◆ **Deine Aufgabe**: Schreibe die folgenden Daten vollständig ab und übernimm dabei jede Zeile Zeichen für Zeichen.

◆ **Daten zur Bearbeitung**:

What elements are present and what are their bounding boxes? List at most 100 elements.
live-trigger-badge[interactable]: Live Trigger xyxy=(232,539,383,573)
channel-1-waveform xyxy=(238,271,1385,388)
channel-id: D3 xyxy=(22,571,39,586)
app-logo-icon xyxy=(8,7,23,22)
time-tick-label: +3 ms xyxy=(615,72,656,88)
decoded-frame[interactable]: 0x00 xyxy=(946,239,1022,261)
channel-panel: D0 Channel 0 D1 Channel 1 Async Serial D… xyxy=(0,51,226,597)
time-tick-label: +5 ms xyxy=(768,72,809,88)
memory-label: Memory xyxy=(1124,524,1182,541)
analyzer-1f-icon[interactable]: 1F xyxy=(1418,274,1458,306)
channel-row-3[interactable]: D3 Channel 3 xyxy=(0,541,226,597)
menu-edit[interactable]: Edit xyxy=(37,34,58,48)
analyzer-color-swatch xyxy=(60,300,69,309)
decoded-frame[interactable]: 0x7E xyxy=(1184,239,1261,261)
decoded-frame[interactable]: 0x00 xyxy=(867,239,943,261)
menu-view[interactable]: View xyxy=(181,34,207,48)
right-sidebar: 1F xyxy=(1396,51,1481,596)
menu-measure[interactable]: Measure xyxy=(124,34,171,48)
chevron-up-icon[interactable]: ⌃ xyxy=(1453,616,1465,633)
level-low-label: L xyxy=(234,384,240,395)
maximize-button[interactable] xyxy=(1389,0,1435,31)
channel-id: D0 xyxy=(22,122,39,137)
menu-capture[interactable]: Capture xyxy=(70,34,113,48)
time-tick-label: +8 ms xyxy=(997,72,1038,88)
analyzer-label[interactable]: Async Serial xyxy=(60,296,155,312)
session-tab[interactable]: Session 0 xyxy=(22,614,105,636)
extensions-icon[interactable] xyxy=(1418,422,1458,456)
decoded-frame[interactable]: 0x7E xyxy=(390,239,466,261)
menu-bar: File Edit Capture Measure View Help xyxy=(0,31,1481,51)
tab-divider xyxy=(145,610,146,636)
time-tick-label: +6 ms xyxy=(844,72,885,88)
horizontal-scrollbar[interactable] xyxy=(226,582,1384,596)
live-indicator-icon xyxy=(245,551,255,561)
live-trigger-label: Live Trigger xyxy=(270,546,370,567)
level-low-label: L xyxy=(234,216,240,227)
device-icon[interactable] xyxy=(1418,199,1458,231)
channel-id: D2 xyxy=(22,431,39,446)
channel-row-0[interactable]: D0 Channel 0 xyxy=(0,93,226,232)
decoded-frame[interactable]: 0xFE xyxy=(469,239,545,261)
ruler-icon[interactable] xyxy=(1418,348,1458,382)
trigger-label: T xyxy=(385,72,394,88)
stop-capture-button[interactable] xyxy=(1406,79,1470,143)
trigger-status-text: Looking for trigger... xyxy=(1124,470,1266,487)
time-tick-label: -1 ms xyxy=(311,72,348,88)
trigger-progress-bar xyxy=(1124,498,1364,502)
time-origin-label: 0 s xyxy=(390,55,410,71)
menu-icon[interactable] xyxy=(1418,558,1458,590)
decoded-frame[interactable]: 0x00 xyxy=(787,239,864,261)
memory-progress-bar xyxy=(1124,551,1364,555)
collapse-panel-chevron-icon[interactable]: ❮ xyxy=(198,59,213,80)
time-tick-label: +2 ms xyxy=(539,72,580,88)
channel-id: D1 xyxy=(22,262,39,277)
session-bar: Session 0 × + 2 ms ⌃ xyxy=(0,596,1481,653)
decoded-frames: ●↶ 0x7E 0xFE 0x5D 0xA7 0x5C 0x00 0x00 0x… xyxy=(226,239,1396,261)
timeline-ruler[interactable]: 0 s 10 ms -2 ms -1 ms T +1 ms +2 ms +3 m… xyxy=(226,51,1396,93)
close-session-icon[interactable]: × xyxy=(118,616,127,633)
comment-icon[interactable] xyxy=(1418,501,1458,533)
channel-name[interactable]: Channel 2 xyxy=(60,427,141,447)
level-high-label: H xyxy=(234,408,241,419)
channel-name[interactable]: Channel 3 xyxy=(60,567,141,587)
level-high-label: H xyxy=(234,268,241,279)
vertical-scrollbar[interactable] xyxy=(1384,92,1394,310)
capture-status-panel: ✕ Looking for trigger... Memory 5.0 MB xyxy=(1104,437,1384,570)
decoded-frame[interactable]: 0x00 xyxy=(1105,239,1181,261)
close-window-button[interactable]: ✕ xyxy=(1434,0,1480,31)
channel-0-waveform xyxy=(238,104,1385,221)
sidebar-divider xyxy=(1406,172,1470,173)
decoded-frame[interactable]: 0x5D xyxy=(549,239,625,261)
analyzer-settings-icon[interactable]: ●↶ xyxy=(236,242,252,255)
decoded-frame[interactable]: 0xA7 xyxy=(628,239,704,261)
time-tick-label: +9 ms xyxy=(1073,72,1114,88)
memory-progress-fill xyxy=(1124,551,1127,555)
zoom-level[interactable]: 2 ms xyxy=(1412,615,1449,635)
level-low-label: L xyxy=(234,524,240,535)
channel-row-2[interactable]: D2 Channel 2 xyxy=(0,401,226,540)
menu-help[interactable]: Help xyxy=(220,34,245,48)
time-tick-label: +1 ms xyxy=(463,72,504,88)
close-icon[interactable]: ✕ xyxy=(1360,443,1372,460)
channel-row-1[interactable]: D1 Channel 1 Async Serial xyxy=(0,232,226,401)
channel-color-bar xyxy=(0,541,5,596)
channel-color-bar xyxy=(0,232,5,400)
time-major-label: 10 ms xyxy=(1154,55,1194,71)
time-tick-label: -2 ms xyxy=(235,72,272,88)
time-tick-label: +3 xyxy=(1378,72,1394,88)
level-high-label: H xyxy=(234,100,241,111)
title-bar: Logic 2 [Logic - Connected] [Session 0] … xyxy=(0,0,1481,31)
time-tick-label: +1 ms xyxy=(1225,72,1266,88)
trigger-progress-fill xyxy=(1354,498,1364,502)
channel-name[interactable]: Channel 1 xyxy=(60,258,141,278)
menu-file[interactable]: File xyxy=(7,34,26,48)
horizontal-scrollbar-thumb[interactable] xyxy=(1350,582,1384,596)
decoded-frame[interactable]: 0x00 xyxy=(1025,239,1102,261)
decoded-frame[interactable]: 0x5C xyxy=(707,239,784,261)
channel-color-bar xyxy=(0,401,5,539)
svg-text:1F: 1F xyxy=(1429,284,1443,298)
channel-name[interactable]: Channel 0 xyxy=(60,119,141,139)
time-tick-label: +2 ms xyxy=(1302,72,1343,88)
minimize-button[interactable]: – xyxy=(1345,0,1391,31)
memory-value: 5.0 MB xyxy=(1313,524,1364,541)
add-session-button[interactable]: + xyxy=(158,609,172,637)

◆ **Erledigte Aufgabe**:
What elements are present and what are their bounding boxes? List at most 100 elements.
live-trigger-badge[interactable]: Live Trigger xyxy=(232,539,383,573)
channel-1-waveform xyxy=(238,271,1385,388)
channel-id: D3 xyxy=(22,571,39,586)
app-logo-icon xyxy=(8,7,23,22)
time-tick-label: +3 ms xyxy=(615,72,656,88)
decoded-frame[interactable]: 0x00 xyxy=(946,239,1022,261)
channel-panel: D0 Channel 0 D1 Channel 1 Async Serial D… xyxy=(0,51,226,597)
time-tick-label: +5 ms xyxy=(768,72,809,88)
memory-label: Memory xyxy=(1124,524,1182,541)
analyzer-1f-icon[interactable]: 1F xyxy=(1418,274,1458,306)
channel-row-3[interactable]: D3 Channel 3 xyxy=(0,541,226,597)
menu-edit[interactable]: Edit xyxy=(37,34,58,48)
analyzer-color-swatch xyxy=(60,300,69,309)
decoded-frame[interactable]: 0x7E xyxy=(1184,239,1261,261)
decoded-frame[interactable]: 0x00 xyxy=(867,239,943,261)
menu-view[interactable]: View xyxy=(181,34,207,48)
right-sidebar: 1F xyxy=(1396,51,1481,596)
menu-measure[interactable]: Measure xyxy=(124,34,171,48)
chevron-up-icon[interactable]: ⌃ xyxy=(1453,616,1465,633)
level-low-label: L xyxy=(234,384,240,395)
maximize-button[interactable] xyxy=(1389,0,1435,31)
channel-id: D0 xyxy=(22,122,39,137)
menu-capture[interactable]: Capture xyxy=(70,34,113,48)
time-tick-label: +8 ms xyxy=(997,72,1038,88)
analyzer-label[interactable]: Async Serial xyxy=(60,296,155,312)
session-tab[interactable]: Session 0 xyxy=(22,614,105,636)
extensions-icon[interactable] xyxy=(1418,422,1458,456)
decoded-frame[interactable]: 0x7E xyxy=(390,239,466,261)
menu-bar: File Edit Capture Measure View Help xyxy=(0,31,1481,51)
tab-divider xyxy=(145,610,146,636)
time-tick-label: +6 ms xyxy=(844,72,885,88)
horizontal-scrollbar[interactable] xyxy=(226,582,1384,596)
live-indicator-icon xyxy=(245,551,255,561)
live-trigger-label: Live Trigger xyxy=(270,546,370,567)
level-low-label: L xyxy=(234,216,240,227)
device-icon[interactable] xyxy=(1418,199,1458,231)
channel-id: D2 xyxy=(22,431,39,446)
channel-row-0[interactable]: D0 Channel 0 xyxy=(0,93,226,232)
decoded-frame[interactable]: 0xFE xyxy=(469,239,545,261)
ruler-icon[interactable] xyxy=(1418,348,1458,382)
trigger-label: T xyxy=(385,72,394,88)
stop-capture-button[interactable] xyxy=(1406,79,1470,143)
trigger-status-text: Looking for trigger... xyxy=(1124,470,1266,487)
time-tick-label: -1 ms xyxy=(311,72,348,88)
trigger-progress-bar xyxy=(1124,498,1364,502)
time-origin-label: 0 s xyxy=(390,55,410,71)
menu-icon[interactable] xyxy=(1418,558,1458,590)
decoded-frame[interactable]: 0x00 xyxy=(787,239,864,261)
memory-progress-bar xyxy=(1124,551,1364,555)
collapse-panel-chevron-icon[interactable]: ❮ xyxy=(198,59,213,80)
time-tick-label: +2 ms xyxy=(539,72,580,88)
channel-id: D1 xyxy=(22,262,39,277)
session-bar: Session 0 × + 2 ms ⌃ xyxy=(0,596,1481,653)
decoded-frames: ●↶ 0x7E 0xFE 0x5D 0xA7 0x5C 0x00 0x00 0x… xyxy=(226,239,1396,261)
timeline-ruler[interactable]: 0 s 10 ms -2 ms -1 ms T +1 ms +2 ms +3 m… xyxy=(226,51,1396,93)
close-session-icon[interactable]: × xyxy=(118,616,127,633)
comment-icon[interactable] xyxy=(1418,501,1458,533)
channel-name[interactable]: Channel 2 xyxy=(60,427,141,447)
level-high-label: H xyxy=(234,408,241,419)
channel-name[interactable]: Channel 3 xyxy=(60,567,141,587)
level-high-label: H xyxy=(234,268,241,279)
vertical-scrollbar[interactable] xyxy=(1384,92,1394,310)
capture-status-panel: ✕ Looking for trigger... Memory 5.0 MB xyxy=(1104,437,1384,570)
decoded-frame[interactable]: 0x00 xyxy=(1105,239,1181,261)
close-window-button[interactable]: ✕ xyxy=(1434,0,1480,31)
channel-0-waveform xyxy=(238,104,1385,221)
sidebar-divider xyxy=(1406,172,1470,173)
decoded-frame[interactable]: 0x5D xyxy=(549,239,625,261)
analyzer-settings-icon[interactable]: ●↶ xyxy=(236,242,252,255)
decoded-frame[interactable]: 0xA7 xyxy=(628,239,704,261)
time-tick-label: +9 ms xyxy=(1073,72,1114,88)
memory-progress-fill xyxy=(1124,551,1127,555)
zoom-level[interactable]: 2 ms xyxy=(1412,615,1449,635)
level-low-label: L xyxy=(234,524,240,535)
channel-row-2[interactable]: D2 Channel 2 xyxy=(0,401,226,540)
menu-help[interactable]: Help xyxy=(220,34,245,48)
time-tick-label: +1 ms xyxy=(463,72,504,88)
close-icon[interactable]: ✕ xyxy=(1360,443,1372,460)
channel-row-1[interactable]: D1 Channel 1 Async Serial xyxy=(0,232,226,401)
channel-color-bar xyxy=(0,541,5,596)
channel-color-bar xyxy=(0,232,5,400)
time-major-label: 10 ms xyxy=(1154,55,1194,71)
time-tick-label: -2 ms xyxy=(235,72,272,88)
time-tick-label: +3 xyxy=(1378,72,1394,88)
level-high-label: H xyxy=(234,100,241,111)
title-bar: Logic 2 [Logic - Connected] [Session 0] … xyxy=(0,0,1481,31)
time-tick-label: +1 ms xyxy=(1225,72,1266,88)
trigger-progress-fill xyxy=(1354,498,1364,502)
channel-name[interactable]: Channel 1 xyxy=(60,258,141,278)
menu-file[interactable]: File xyxy=(7,34,26,48)
horizontal-scrollbar-thumb[interactable] xyxy=(1350,582,1384,596)
decoded-frame[interactable]: 0x00 xyxy=(1025,239,1102,261)
decoded-frame[interactable]: 0x5C xyxy=(707,239,784,261)
channel-color-bar xyxy=(0,401,5,539)
svg-text:1F: 1F xyxy=(1429,284,1443,298)
channel-name[interactable]: Channel 0 xyxy=(60,119,141,139)
time-tick-label: +2 ms xyxy=(1302,72,1343,88)
minimize-button[interactable]: – xyxy=(1345,0,1391,31)
memory-value: 5.0 MB xyxy=(1313,524,1364,541)
add-session-button[interactable]: + xyxy=(158,609,172,637)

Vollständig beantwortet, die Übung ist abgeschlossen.